> **Given problem**: Every line below must be reproduced exactly. Copy them all.

> **Data in this exercise**:
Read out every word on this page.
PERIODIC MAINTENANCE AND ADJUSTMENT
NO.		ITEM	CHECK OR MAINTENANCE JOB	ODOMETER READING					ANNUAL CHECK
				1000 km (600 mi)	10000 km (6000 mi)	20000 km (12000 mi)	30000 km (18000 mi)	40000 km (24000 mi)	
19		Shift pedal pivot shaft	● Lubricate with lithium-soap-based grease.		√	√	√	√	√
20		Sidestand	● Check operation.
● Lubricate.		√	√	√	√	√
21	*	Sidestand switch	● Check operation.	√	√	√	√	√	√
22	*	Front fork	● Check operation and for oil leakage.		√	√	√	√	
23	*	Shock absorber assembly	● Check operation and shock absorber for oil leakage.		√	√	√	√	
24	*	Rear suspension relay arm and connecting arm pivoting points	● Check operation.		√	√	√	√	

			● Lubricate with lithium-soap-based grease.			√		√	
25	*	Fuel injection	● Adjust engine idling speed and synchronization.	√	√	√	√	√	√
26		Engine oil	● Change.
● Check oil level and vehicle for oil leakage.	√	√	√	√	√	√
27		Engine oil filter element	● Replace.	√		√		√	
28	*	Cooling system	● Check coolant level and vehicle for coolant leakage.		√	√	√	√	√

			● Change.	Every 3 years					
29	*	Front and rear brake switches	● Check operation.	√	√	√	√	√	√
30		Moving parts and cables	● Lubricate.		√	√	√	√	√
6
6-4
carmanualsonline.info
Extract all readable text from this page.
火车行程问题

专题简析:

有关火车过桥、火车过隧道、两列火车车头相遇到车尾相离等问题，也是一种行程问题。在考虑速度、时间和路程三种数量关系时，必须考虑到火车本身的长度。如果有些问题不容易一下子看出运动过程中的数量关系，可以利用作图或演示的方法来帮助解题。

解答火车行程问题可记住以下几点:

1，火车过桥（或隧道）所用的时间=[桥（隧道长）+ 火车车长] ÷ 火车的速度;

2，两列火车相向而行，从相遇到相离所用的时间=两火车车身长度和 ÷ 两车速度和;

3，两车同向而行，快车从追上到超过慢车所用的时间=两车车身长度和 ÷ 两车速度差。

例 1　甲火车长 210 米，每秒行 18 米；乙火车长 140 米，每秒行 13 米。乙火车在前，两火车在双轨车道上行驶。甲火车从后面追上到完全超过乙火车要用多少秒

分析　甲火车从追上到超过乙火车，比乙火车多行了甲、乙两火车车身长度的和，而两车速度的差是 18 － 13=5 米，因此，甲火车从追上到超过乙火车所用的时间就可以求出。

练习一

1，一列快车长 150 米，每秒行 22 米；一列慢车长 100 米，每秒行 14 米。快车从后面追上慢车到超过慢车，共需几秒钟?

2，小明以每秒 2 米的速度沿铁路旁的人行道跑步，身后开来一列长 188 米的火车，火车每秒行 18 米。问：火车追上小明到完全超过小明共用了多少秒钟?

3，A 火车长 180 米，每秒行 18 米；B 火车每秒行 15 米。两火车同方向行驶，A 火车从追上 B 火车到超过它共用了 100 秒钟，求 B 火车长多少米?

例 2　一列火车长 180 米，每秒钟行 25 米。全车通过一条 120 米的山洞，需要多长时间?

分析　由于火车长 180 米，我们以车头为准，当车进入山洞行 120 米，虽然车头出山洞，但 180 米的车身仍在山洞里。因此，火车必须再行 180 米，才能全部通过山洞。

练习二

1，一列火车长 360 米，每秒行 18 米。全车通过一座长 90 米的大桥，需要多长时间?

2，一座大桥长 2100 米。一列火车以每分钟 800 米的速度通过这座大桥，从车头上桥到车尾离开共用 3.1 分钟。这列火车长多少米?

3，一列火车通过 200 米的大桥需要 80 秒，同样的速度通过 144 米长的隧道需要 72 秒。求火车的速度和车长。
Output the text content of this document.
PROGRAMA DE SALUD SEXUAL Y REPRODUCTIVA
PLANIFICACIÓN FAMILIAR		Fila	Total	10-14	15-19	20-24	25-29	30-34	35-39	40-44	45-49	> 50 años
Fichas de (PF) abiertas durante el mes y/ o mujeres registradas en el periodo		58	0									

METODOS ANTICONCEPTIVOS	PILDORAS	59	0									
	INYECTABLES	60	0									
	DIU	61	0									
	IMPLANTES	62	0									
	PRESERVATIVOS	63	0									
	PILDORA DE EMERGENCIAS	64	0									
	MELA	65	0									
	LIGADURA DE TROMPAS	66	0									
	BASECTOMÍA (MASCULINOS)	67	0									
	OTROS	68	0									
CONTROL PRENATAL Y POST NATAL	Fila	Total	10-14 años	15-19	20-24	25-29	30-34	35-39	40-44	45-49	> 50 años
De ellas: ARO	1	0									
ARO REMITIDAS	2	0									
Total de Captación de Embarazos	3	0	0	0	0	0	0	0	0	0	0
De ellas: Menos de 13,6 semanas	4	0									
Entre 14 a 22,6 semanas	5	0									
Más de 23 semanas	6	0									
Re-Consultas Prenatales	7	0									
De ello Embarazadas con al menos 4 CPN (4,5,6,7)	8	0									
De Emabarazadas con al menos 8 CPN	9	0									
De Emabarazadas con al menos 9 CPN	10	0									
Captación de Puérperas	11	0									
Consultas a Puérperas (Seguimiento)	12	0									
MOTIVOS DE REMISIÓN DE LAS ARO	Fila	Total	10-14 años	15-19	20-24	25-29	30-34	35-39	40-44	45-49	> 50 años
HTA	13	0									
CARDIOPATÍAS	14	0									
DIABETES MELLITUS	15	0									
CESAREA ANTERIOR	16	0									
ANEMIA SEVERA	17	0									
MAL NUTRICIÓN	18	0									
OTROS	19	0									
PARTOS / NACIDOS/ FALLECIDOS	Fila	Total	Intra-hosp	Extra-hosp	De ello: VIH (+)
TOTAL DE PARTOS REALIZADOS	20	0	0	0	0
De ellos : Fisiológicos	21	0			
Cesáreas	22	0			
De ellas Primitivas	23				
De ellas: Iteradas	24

> **Task answer**:
Read out every word on this page.
PERIODIC MAINTENANCE AND ADJUSTMENT
NO.		ITEM	CHECK OR MAINTENANCE JOB	ODOMETER READING					ANNUAL CHECK
				1000 km (600 mi)	10000 km (6000 mi)	20000 km (12000 mi)	30000 km (18000 mi)	40000 km (24000 mi)	
19		Shift pedal pivot shaft	● Lubricate with lithium-soap-based grease.		√	√	√	√	√
20		Sidestand	● Check operation.
● Lubricate.		√	√	√	√	√
21	*	Sidestand switch	● Check operation.	√	√	√	√	√	√
22	*	Front fork	● Check operation and for oil leakage.		√	√	√	√	
23	*	Shock absorber assembly	● Check operation and shock absorber for oil leakage.		√	√	√	√	
24	*	Rear suspension relay arm and connecting arm pivoting points	● Check operation.		√	√	√	√	

			● Lubricate with lithium-soap-based grease.			√		√	
25	*	Fuel injection	● Adjust engine idling speed and synchronization.	√	√	√	√	√	√
26		Engine oil	● Change.
● Check oil level and vehicle for oil leakage.	√	√	√	√	√	√
27		Engine oil filter element	● Replace.	√		√		√	
28	*	Cooling system	● Check coolant level and vehicle for coolant leakage.		√	√	√	√	√

			● Change.	Every 3 years					
29	*	Front and rear brake switches	● Check operation.	√	√	√	√	√	√
30		Moving parts and cables	● Lubricate.		√	√	√	√	√
6
6-4
carmanualsonline.info
Extract all readable text from this page.
火车行程问题

专题简析:

有关火车过桥、火车过隧道、两列火车车头相遇到车尾相离等问题，也是一种行程问题。在考虑速度、时间和路程三种数量关系时，必须考虑到火车本身的长度。如果有些问题不容易一下子看出运动过程中的数量关系，可以利用作图或演示的方法来帮助解题。

解答火车行程问题可记住以下几点:

1，火车过桥（或隧道）所用的时间=[桥（隧道长）+ 火车车长] ÷ 火车的速度;

2，两列火车相向而行，从相遇到相离所用的时间=两火车车身长度和 ÷ 两车速度和;

3，两车同向而行，快车从追上到超过慢车所用的时间=两车车身长度和 ÷ 两车速度差。

例 1　甲火车长 210 米，每秒行 18 米；乙火车长 140 米，每秒行 13 米。乙火车在前，两火车在双轨车道上行驶。甲火车从后面追上到完全超过乙火车要用多少秒

分析　甲火车从追上到超过乙火车，比乙火车多行了甲、乙两火车车身长度的和，而两车速度的差是 18 － 13=5 米，因此，甲火车从追上到超过乙火车所用的时间就可以求出。

练习一

1，一列快车长 150 米，每秒行 22 米；一列慢车长 100 米，每秒行 14 米。快车从后面追上慢车到超过慢车，共需几秒钟?

2，小明以每秒 2 米的速度沿铁路旁的人行道跑步，身后开来一列长 188 米的火车，火车每秒行 18 米。问：火车追上小明到完全超过小明共用了多少秒钟?

3，A 火车长 180 米，每秒行 18 米；B 火车每秒行 15 米。两火车同方向行驶，A 火车从追上 B 火车到超过它共用了 100 秒钟，求 B 火车长多少米?

例 2　一列火车长 180 米，每秒钟行 25 米。全车通过一条 120 米的山洞，需要多长时间?

分析　由于火车长 180 米，我们以车头为准，当车进入山洞行 120 米，虽然车头出山洞，但 180 米的车身仍在山洞里。因此，火车必须再行 180 米，才能全部通过山洞。

练习二

1，一列火车长 360 米，每秒行 18 米。全车通过一座长 90 米的大桥，需要多长时间?

2，一座大桥长 2100 米。一列火车以每分钟 800 米的速度通过这座大桥，从车头上桥到车尾离开共用 3.1 分钟。这列火车长多少米?

3，一列火车通过 200 米的大桥需要 80 秒，同样的速度通过 144 米长的隧道需要 72 秒。求火车的速度和车长。
Output the text content of this document.
PROGRAMA DE SALUD SEXUAL Y REPRODUCTIVA
PLANIFICACIÓN FAMILIAR		Fila	Total	10-14	15-19	20-24	25-29	30-34	35-39	40-44	45-49	> 50 años
Fichas de (PF) abiertas durante el mes y/ o mujeres registradas en el periodo		58	0									

METODOS ANTICONCEPTIVOS	PILDORAS	59	0									
	INYECTABLES	60	0									
	DIU	61	0									
	IMPLANTES	62	0									
	PRESERVATIVOS	63	0									
	PILDORA DE EMERGENCIAS	64	0									
	MELA	65	0									
	LIGADURA DE TROMPAS	66	0									
	BASECTOMÍA (MASCULINOS)	67	0									
	OTROS	68	0									
CONTROL PRENATAL Y POST NATAL	Fila	Total	10-14 años	15-19	20-24	25-29	30-34	35-39	40-44	45-49	> 50 años
De ellas: ARO	1	0									
ARO REMITIDAS	2	0									
Total de Captación de Embarazos	3	0	0	0	0	0	0	0	0	0	0
De ellas: Menos de 13,6 semanas	4	0									
Entre 14 a 22,6 semanas	5	0									
Más de 23 semanas	6	0									
Re-Consultas Prenatales	7	0									
De ello Embarazadas con al menos 4 CPN (4,5,6,7)	8	0									
De Emabarazadas con al menos 8 CPN	9	0									
De Emabarazadas con al menos 9 CPN	10	0									
Captación de Puérperas	11	0									
Consultas a Puérperas (Seguimiento)	12	0									
MOTIVOS DE REMISIÓN DE LAS ARO	Fila	Total	10-14 años	15-19	20-24	25-29	30-34	35-39	40-44	45-49	> 50 años
HTA	13	0									
CARDIOPATÍAS	14	0									
DIABETES MELLITUS	15	0									
CESAREA ANTERIOR	16	0									
ANEMIA SEVERA	17	0									
MAL NUTRICIÓN	18	0									
OTROS	19	0									
PARTOS / NACIDOS/ FALLECIDOS	Fila	Total	Intra-hosp	Extra-hosp	De ello: VIH (+)
TOTAL DE PARTOS REALIZADOS	20	0	0	0	0
De ellos : Fisiológicos	21	0			
Cesáreas	22	0			
De ellas Primitivas	23				
De ellas: Iteradas	24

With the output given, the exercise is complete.